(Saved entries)
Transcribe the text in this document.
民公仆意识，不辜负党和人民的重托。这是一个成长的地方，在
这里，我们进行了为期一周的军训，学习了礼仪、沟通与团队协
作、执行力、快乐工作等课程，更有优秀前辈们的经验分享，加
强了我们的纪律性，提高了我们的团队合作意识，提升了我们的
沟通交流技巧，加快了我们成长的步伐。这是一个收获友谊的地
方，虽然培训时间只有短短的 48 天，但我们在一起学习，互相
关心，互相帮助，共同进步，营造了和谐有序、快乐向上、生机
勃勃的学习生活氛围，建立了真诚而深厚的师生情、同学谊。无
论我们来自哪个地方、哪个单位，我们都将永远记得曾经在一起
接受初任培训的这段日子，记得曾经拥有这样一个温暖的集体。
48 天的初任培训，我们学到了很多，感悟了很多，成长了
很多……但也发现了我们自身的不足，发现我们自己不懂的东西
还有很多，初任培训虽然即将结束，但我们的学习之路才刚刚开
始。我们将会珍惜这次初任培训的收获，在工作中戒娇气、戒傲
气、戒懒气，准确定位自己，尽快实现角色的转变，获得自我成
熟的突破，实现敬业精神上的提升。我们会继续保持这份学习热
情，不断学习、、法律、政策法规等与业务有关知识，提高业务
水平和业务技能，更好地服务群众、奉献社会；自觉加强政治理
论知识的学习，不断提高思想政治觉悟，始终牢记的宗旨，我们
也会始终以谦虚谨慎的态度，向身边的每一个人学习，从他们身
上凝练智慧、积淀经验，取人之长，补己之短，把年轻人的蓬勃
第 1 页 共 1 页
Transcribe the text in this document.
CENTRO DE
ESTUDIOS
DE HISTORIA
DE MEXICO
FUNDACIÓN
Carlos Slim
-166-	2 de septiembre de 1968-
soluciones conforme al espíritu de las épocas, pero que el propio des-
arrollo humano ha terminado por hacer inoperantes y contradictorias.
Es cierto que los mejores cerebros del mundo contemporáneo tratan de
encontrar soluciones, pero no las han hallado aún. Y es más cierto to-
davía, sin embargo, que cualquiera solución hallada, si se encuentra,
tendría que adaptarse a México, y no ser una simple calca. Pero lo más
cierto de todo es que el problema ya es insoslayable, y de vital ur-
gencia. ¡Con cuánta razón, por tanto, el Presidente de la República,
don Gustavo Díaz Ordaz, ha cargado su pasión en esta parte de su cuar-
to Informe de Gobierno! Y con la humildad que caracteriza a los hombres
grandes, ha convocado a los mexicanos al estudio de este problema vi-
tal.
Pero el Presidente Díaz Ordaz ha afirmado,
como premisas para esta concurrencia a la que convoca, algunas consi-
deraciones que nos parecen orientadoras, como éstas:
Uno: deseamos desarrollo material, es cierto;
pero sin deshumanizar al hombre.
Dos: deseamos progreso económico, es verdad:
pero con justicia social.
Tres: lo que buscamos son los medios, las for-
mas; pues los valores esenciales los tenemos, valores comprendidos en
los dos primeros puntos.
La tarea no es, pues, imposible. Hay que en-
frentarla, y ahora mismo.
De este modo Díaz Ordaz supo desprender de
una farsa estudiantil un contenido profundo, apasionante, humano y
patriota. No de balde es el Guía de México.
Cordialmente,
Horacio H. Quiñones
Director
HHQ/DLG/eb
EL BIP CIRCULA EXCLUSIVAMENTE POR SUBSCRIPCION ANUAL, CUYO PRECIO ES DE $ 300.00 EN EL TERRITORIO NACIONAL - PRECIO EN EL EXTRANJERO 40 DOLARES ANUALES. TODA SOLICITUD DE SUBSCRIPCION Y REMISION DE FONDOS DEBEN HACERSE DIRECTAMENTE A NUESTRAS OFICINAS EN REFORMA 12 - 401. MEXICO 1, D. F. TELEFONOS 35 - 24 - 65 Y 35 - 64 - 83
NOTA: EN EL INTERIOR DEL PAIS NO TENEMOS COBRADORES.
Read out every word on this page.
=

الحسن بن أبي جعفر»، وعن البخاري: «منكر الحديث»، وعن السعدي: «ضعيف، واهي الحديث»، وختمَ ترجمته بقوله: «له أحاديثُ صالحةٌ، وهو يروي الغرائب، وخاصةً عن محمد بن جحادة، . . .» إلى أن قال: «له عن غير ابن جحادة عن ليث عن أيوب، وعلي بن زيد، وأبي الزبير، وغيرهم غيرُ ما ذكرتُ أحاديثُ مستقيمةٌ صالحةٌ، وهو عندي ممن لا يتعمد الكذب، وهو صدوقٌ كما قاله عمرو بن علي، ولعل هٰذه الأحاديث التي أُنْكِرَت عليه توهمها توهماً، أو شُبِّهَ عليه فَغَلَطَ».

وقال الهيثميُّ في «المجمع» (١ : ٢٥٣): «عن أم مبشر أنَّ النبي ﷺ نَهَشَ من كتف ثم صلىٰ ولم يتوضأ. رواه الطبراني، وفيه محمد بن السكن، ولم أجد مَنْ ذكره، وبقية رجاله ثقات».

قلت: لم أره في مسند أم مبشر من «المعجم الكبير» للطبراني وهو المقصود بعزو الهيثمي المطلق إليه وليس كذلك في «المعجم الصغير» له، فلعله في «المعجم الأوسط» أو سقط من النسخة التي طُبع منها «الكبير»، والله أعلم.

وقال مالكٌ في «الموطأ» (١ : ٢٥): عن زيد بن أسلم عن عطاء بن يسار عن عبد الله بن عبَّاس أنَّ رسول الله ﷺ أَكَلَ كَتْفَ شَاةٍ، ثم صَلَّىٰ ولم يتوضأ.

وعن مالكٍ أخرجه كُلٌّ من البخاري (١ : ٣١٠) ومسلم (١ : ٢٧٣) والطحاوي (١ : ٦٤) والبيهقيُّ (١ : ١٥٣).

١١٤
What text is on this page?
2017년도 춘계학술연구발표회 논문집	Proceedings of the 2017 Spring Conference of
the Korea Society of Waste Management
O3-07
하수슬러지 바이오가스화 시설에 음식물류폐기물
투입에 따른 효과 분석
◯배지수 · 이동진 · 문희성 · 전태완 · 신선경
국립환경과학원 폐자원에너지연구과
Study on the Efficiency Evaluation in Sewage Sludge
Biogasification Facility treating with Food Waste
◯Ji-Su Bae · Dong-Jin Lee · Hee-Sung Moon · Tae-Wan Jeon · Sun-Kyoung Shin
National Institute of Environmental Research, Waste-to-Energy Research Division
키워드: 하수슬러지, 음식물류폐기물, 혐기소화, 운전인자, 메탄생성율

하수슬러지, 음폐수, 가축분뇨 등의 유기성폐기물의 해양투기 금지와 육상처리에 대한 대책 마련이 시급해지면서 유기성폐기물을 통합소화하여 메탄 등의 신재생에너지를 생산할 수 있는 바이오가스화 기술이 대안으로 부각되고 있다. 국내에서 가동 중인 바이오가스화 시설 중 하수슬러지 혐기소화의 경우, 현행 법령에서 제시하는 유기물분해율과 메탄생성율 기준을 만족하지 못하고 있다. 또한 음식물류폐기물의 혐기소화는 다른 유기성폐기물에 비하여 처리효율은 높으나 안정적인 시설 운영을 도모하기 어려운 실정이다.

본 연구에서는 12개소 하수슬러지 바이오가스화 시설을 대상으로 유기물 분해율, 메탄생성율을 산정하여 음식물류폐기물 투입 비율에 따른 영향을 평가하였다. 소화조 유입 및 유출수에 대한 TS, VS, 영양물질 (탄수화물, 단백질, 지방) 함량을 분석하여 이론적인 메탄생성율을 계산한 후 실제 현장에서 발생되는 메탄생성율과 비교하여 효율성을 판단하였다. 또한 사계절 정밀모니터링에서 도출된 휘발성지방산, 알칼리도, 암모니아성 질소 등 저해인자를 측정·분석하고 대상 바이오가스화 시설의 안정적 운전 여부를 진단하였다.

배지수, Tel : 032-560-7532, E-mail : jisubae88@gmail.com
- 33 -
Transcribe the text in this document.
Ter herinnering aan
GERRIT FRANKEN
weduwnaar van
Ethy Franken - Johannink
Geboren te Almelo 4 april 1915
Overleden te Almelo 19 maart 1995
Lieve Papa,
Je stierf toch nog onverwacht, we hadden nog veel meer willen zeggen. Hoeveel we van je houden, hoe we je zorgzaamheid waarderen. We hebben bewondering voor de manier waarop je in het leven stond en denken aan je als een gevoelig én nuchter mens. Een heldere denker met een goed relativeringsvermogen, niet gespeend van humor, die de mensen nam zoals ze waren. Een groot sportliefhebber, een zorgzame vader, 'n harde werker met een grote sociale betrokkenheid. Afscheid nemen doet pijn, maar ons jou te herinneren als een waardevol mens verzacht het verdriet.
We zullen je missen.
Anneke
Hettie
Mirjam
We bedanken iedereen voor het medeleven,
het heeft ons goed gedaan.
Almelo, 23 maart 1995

-- Set task --
Go through the data and count each line that has the word "cierto", then give the total alone.

-- Output of the task --
4